## begin Dataset rows

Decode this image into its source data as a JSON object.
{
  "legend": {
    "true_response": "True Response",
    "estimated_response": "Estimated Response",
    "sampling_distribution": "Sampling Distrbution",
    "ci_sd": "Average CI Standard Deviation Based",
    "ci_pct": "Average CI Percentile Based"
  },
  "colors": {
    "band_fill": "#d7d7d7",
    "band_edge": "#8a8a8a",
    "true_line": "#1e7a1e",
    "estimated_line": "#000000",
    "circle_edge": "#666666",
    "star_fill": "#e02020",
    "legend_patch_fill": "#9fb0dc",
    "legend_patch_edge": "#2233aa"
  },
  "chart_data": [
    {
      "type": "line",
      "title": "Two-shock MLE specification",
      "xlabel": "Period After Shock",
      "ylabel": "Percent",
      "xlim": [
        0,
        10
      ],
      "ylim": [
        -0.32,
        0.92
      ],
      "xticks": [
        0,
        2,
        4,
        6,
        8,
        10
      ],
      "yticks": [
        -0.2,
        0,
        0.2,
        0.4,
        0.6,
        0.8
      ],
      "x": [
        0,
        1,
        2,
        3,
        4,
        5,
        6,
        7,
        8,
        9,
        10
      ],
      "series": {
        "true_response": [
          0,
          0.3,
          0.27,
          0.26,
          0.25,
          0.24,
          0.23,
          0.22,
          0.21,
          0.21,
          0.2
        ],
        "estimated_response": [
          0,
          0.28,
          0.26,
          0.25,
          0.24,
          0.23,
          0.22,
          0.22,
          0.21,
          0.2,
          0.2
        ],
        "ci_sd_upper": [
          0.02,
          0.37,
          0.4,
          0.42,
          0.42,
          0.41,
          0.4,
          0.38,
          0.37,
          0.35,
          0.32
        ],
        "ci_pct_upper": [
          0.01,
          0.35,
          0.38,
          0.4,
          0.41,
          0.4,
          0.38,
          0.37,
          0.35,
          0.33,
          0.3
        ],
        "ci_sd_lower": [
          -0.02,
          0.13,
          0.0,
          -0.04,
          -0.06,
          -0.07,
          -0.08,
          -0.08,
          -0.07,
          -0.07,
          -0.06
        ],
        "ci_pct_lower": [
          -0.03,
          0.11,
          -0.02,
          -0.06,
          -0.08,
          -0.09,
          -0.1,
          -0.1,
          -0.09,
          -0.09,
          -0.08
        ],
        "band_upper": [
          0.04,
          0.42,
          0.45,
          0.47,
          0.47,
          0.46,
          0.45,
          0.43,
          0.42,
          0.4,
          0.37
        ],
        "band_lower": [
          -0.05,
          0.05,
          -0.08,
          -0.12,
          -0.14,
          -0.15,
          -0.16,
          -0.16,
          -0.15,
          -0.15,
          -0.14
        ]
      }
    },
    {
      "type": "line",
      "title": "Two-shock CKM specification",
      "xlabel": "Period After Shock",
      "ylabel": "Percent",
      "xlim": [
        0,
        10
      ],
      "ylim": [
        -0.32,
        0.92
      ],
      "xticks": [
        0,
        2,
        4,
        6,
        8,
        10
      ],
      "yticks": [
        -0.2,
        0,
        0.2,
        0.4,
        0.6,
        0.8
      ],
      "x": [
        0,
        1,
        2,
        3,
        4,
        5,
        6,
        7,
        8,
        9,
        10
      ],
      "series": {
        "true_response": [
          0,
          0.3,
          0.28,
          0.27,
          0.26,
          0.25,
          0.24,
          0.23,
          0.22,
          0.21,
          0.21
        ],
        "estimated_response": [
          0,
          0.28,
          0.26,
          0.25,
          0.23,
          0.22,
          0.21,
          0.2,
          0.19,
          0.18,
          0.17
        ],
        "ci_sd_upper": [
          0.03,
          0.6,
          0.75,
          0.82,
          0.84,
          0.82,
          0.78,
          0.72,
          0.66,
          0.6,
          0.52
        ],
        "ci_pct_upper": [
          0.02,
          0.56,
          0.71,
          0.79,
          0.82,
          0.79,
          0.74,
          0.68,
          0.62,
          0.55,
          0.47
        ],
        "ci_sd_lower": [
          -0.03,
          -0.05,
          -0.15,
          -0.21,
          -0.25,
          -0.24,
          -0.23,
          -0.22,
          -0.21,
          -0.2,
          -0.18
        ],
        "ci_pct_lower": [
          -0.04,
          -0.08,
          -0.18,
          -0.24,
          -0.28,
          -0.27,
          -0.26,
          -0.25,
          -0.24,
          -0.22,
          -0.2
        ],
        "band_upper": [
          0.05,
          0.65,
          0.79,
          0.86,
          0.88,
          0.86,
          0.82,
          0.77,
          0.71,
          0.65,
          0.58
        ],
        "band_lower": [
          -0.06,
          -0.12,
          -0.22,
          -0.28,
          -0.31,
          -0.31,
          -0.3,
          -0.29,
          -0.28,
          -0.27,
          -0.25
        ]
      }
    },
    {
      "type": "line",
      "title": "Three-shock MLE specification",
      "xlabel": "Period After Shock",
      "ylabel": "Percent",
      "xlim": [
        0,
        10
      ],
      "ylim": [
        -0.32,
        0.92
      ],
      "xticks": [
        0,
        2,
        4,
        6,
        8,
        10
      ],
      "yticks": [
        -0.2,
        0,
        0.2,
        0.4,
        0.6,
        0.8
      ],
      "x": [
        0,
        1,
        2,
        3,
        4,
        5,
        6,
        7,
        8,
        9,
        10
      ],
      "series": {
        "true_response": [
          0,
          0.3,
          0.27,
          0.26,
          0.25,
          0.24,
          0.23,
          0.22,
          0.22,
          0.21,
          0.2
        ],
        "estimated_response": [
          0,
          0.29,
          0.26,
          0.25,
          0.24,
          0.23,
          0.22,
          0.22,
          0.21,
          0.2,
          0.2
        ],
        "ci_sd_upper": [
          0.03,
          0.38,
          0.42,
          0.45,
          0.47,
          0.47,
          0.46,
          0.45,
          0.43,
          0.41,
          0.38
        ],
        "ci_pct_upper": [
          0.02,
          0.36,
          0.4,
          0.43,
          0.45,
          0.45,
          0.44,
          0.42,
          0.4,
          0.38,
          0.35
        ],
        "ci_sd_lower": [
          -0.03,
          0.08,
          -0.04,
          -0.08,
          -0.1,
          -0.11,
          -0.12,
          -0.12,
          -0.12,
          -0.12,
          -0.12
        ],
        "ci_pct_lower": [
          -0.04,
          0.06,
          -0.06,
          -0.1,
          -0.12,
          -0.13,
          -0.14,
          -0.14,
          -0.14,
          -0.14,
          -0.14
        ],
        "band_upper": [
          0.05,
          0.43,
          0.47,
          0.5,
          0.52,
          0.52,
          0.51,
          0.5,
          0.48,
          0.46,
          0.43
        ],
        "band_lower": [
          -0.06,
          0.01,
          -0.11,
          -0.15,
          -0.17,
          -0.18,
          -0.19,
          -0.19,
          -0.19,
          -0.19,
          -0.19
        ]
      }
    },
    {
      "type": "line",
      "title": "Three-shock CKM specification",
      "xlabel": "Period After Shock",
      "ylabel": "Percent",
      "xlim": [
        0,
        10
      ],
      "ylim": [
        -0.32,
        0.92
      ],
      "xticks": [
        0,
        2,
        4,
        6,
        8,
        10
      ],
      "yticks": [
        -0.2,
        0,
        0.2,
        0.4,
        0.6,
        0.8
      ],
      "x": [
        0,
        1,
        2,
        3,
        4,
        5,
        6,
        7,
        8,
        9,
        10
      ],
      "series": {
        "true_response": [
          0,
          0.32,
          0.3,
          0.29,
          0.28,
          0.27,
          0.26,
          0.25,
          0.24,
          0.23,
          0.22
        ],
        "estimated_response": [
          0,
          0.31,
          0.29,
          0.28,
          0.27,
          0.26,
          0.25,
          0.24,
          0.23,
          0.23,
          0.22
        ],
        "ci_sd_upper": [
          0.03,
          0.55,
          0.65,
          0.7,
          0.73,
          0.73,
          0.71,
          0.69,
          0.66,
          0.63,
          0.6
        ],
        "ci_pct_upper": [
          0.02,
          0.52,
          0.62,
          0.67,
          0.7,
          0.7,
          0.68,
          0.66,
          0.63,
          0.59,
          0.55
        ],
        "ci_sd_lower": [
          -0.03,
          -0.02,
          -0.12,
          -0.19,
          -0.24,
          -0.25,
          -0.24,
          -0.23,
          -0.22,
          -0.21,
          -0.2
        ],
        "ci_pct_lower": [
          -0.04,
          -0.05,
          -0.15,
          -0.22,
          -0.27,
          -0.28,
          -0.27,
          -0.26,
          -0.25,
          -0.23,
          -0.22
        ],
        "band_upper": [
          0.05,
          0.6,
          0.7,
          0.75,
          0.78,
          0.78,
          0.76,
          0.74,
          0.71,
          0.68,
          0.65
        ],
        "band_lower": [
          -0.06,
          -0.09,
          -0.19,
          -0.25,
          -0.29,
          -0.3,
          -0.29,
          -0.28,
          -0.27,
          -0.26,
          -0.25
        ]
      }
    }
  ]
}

## end Dataset rows

### Work to do
Among the entries above, identify all lines with "Based" and copy them.

### Task result
    "ci_sd": "Average CI Standard Deviation Based",
    "ci_pct": "Average CI Percentile Based"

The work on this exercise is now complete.